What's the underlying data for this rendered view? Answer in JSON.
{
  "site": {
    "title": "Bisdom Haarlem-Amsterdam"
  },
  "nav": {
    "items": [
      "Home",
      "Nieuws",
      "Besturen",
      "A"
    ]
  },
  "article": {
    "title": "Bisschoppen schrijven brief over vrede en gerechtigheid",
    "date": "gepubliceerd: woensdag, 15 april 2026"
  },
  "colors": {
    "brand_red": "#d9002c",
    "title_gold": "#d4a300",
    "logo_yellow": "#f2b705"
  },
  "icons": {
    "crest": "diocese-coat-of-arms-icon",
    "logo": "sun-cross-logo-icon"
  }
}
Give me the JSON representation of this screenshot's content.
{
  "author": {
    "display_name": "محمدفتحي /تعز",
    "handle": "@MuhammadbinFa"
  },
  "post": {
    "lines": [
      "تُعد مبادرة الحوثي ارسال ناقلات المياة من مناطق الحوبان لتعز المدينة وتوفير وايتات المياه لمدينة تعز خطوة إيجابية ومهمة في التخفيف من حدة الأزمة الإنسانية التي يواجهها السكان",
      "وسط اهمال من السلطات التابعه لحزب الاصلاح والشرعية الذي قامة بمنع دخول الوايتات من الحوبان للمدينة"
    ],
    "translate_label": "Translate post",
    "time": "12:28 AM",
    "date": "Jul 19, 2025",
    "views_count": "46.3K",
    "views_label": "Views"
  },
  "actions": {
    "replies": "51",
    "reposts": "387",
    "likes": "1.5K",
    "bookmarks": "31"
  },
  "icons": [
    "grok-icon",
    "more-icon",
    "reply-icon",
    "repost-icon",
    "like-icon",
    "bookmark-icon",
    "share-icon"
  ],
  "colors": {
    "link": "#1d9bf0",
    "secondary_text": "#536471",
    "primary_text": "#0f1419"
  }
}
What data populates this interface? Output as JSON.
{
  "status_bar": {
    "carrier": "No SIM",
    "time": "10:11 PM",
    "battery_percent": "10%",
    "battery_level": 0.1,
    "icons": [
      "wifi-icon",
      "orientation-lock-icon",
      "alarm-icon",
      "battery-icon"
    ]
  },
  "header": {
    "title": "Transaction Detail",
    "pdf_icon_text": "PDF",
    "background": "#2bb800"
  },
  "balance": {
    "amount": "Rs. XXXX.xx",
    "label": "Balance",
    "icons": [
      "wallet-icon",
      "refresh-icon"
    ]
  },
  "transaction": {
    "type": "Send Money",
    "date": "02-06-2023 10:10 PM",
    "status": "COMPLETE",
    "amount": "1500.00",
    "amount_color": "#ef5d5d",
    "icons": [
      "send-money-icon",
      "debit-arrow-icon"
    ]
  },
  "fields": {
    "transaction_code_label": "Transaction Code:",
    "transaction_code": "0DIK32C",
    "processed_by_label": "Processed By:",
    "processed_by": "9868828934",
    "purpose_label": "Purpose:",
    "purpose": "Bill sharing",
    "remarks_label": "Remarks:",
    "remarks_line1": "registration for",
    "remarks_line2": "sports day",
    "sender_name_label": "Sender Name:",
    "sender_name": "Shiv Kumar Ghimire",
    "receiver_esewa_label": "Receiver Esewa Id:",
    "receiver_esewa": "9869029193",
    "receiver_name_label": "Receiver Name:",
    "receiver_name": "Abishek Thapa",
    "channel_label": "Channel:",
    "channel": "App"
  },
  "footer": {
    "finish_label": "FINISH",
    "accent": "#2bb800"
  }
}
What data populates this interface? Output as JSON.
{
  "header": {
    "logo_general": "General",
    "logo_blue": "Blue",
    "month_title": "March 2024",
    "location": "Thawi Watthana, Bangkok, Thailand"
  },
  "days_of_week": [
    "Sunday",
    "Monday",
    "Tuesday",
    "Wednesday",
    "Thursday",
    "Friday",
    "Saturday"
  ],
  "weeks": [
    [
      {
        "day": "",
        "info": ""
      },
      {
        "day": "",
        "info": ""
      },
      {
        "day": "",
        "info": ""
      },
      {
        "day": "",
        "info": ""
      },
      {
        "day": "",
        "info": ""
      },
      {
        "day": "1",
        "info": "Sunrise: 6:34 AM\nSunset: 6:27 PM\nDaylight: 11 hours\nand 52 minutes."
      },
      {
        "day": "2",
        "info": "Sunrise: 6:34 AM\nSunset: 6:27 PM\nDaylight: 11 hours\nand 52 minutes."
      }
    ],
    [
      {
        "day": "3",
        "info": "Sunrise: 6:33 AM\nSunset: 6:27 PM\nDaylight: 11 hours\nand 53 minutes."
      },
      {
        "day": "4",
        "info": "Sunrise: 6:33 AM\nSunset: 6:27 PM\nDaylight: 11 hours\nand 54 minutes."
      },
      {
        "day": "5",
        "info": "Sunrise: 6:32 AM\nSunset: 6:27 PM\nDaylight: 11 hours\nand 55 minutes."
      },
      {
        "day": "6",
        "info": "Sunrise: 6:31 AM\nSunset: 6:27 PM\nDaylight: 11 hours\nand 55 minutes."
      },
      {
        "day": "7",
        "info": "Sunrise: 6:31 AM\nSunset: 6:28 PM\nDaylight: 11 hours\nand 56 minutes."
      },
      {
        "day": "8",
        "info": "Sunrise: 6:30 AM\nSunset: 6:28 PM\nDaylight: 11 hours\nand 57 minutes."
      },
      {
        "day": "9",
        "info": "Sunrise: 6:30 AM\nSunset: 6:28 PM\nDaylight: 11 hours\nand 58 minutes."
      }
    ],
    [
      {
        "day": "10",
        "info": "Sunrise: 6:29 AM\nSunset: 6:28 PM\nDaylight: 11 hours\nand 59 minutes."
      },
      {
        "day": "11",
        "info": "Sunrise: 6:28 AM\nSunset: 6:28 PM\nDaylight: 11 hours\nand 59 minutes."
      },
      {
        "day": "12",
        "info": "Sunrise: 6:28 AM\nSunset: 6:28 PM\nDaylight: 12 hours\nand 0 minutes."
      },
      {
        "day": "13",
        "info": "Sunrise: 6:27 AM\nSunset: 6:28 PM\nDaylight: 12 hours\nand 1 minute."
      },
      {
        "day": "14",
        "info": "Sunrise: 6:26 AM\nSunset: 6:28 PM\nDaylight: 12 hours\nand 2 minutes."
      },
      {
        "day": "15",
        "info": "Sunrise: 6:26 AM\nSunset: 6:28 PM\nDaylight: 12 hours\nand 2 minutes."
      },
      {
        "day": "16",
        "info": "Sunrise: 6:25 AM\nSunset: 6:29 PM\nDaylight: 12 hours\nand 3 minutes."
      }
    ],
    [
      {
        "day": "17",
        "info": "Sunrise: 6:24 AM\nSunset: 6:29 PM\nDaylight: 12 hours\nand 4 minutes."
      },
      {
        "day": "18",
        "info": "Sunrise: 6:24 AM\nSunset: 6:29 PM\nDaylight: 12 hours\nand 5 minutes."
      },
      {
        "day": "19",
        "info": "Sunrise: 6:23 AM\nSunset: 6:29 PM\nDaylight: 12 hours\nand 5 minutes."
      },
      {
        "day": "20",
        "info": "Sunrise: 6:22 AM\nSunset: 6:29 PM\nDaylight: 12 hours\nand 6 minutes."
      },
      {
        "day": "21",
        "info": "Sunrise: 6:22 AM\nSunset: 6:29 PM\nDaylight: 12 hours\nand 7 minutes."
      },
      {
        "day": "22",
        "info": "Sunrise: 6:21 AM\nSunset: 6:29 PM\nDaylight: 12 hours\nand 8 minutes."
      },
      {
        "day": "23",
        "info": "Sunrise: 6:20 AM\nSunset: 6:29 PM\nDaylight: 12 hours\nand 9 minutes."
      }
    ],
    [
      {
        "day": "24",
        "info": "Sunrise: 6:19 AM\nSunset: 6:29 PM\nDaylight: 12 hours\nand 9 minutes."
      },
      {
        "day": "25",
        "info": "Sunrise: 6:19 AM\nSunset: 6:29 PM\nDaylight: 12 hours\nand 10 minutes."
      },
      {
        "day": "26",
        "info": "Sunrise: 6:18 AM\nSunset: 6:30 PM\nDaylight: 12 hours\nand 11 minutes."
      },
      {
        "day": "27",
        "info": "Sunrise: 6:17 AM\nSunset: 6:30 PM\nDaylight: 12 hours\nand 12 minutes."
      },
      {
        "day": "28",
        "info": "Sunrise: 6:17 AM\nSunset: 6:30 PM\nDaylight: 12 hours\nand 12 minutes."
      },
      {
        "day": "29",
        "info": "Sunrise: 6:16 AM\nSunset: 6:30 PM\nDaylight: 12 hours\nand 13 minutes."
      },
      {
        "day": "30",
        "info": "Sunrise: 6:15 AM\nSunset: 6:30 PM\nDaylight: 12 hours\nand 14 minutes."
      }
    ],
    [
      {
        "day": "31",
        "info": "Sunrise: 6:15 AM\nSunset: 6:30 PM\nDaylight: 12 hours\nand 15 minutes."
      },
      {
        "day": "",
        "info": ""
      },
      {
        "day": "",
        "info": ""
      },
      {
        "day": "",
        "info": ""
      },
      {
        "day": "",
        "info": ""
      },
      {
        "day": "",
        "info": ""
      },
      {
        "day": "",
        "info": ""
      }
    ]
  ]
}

• **Task prompt**:
Working from the listing above, pick out every line that has "this" and copy it.

• **Correct answer**:
What's the underlying data for this rendered view? Answer in JSON.
Give me the JSON representation of this screenshot's content.
What data populates this interface? Output as JSON.
What data populates this interface? Output as JSON.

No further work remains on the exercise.